> **OBIETTIVO**
Riporta per favore, senza alcuna modifica, le righe dei dati a partire da quella che contiene "slope-line (29, 854, 694, 1659)" e fino a quella che contiene "arrow (497, 552, 511, 563)", entrambe incluse.

> **DATI FORNITI**
%%
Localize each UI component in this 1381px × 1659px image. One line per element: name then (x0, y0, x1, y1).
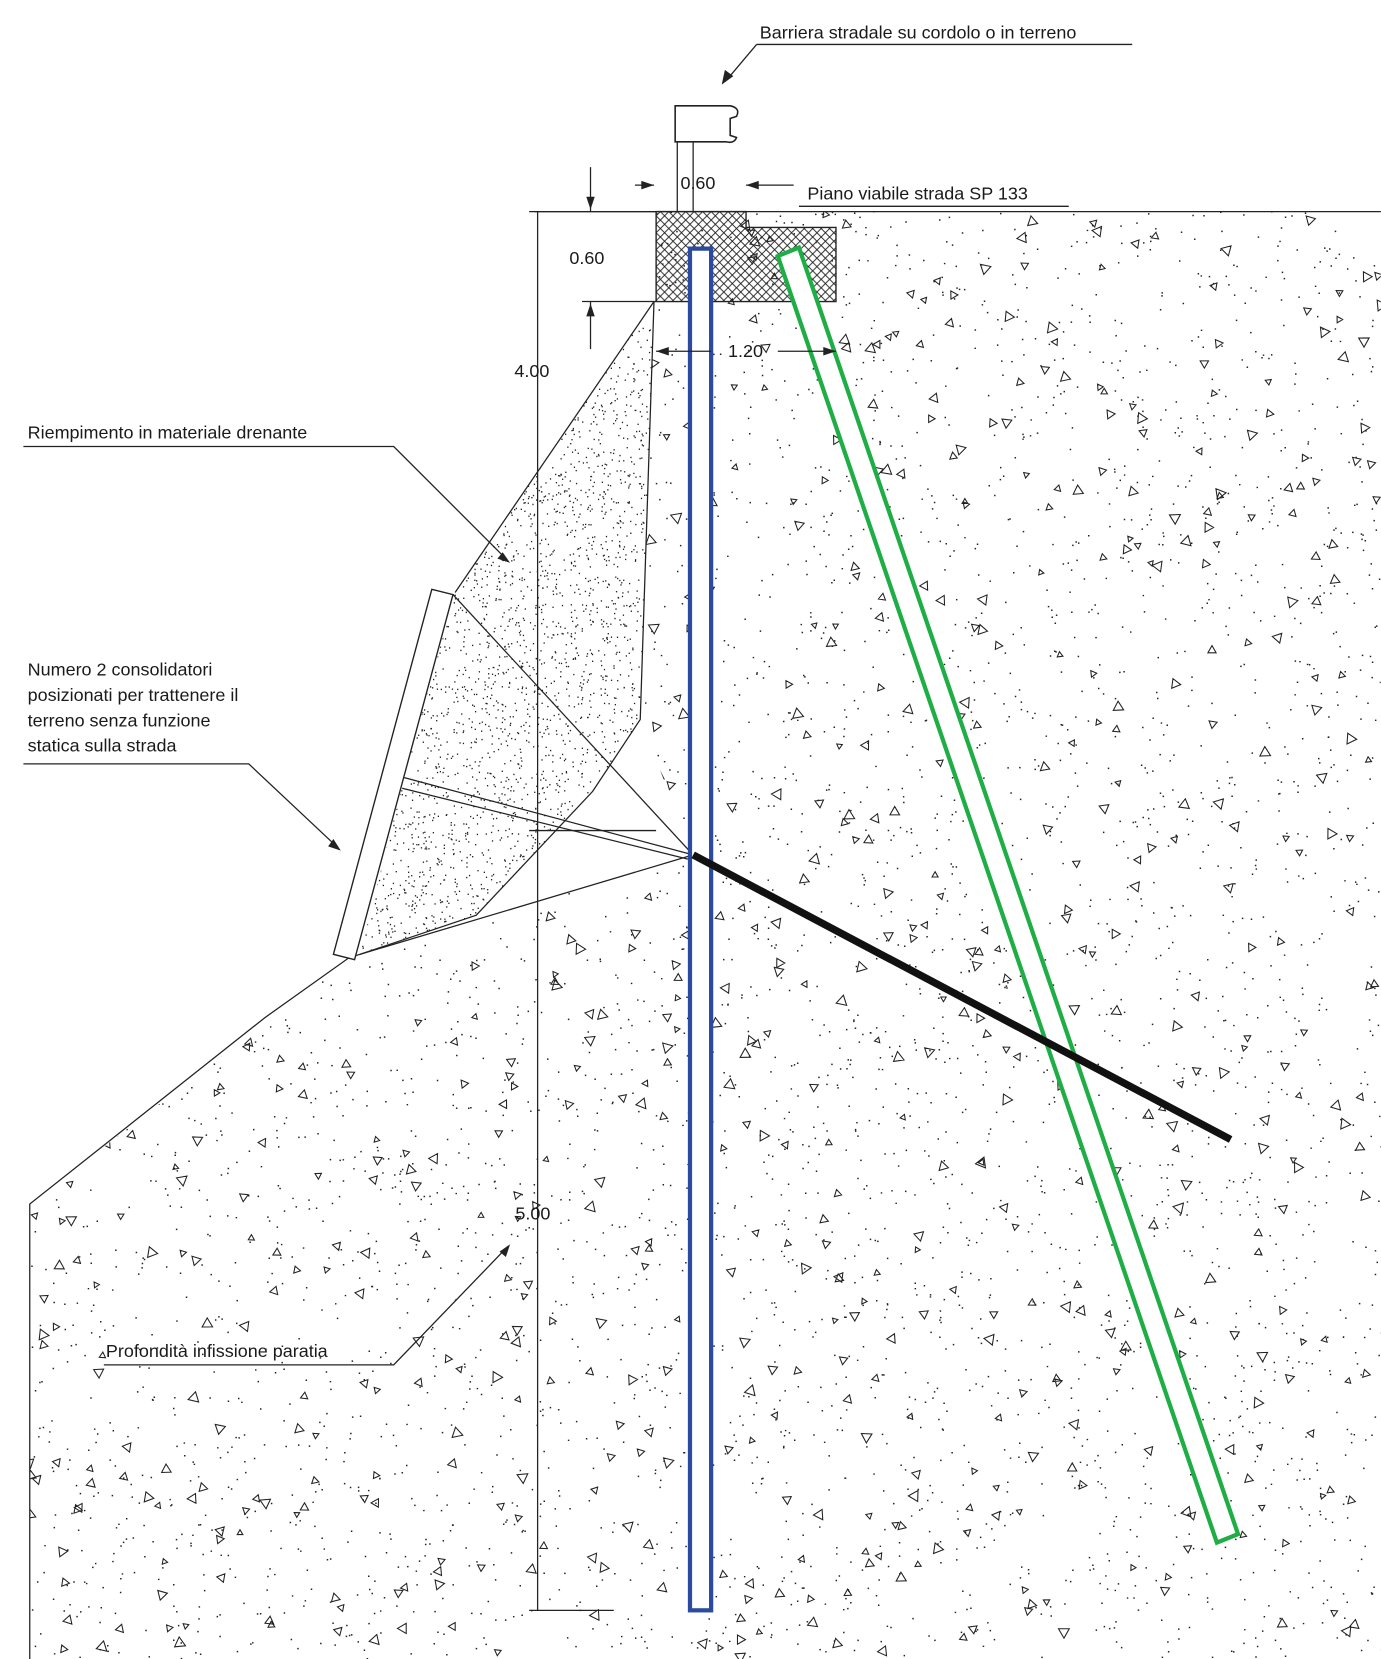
slope-line (29, 854, 694, 1659)
texture (359, 301, 654, 955)
arrow (499, 1244, 511, 1257)
barrier-leader (727, 43, 1133, 79)
fill-texture (359, 301, 654, 955)
road-label: Piano viabile strada SP 133 (807, 183, 1027, 203)
consolidator-leader (23, 763, 338, 847)
consolidator-label: terreno senza funzione (28, 710, 211, 730)
barrier-label: Barriera stradale su cordolo o in terren… (760, 23, 1077, 43)
texture (29, 211, 1381, 1659)
fill-leader (23, 445, 507, 560)
arrow (721, 69, 734, 85)
fill-label: Riempimento in materiale drenante (28, 423, 308, 443)
soil-texture (29, 211, 1381, 1659)
depth-leader (103, 1248, 507, 1366)
consolidator-label: posizionati per trattenere il (28, 685, 239, 705)
anchor (691, 851, 1233, 1143)
dimension-label: 1.20 (728, 341, 763, 361)
depth-label: Profondità infissione paratia (106, 1341, 328, 1361)
dimension-label: 0.60 (569, 248, 604, 268)
dimension-label: 4.00 (514, 361, 549, 381)
barrier-post (676, 137, 694, 212)
micropile (775, 244, 1241, 1546)
arrow (328, 839, 341, 851)
arrow (497, 552, 511, 563)
consolidator-label: Numero 2 consolidatori (28, 660, 213, 680)
consolidator-label: statica sulla strada (28, 736, 177, 756)
dimension-lines (529, 167, 836, 1611)
dimension-label: 5.00 (515, 1203, 550, 1223)
fill-boundary (359, 301, 655, 955)
consolidator-lines (402, 594, 694, 860)
fill-top (454, 301, 655, 593)
barrier (674, 105, 739, 144)
dimension-label: 0.60 (680, 173, 715, 193)
panel (332, 588, 454, 961)
sheet-pile (687, 246, 714, 1613)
%%
> **SOLUZIONE COMPLETA**
slope-line (29, 854, 694, 1659)
texture (359, 301, 654, 955)
arrow (499, 1244, 511, 1257)
barrier-leader (727, 43, 1133, 79)
fill-texture (359, 301, 654, 955)
road-label: Piano viabile strada SP 133 (807, 183, 1027, 203)
consolidator-leader (23, 763, 338, 847)
consolidator-label: terreno senza funzione (28, 710, 211, 730)
barrier-label: Barriera stradale su cordolo o in terren… (760, 23, 1077, 43)
texture (29, 211, 1381, 1659)
fill-leader (23, 445, 507, 560)
arrow (721, 69, 734, 85)
fill-label: Riempimento in materiale drenante (28, 423, 308, 443)
soil-texture (29, 211, 1381, 1659)
depth-leader (103, 1248, 507, 1366)
consolidator-label: posizionati per trattenere il (28, 685, 239, 705)
anchor (691, 851, 1233, 1143)
dimension-label: 1.20 (728, 341, 763, 361)
depth-label: Profondità infissione paratia (106, 1341, 328, 1361)
dimension-label: 0.60 (569, 248, 604, 268)
dimension-label: 4.00 (514, 361, 549, 381)
barrier-post (676, 137, 694, 212)
micropile (775, 244, 1241, 1546)
arrow (328, 839, 341, 851)
arrow (497, 552, 511, 563)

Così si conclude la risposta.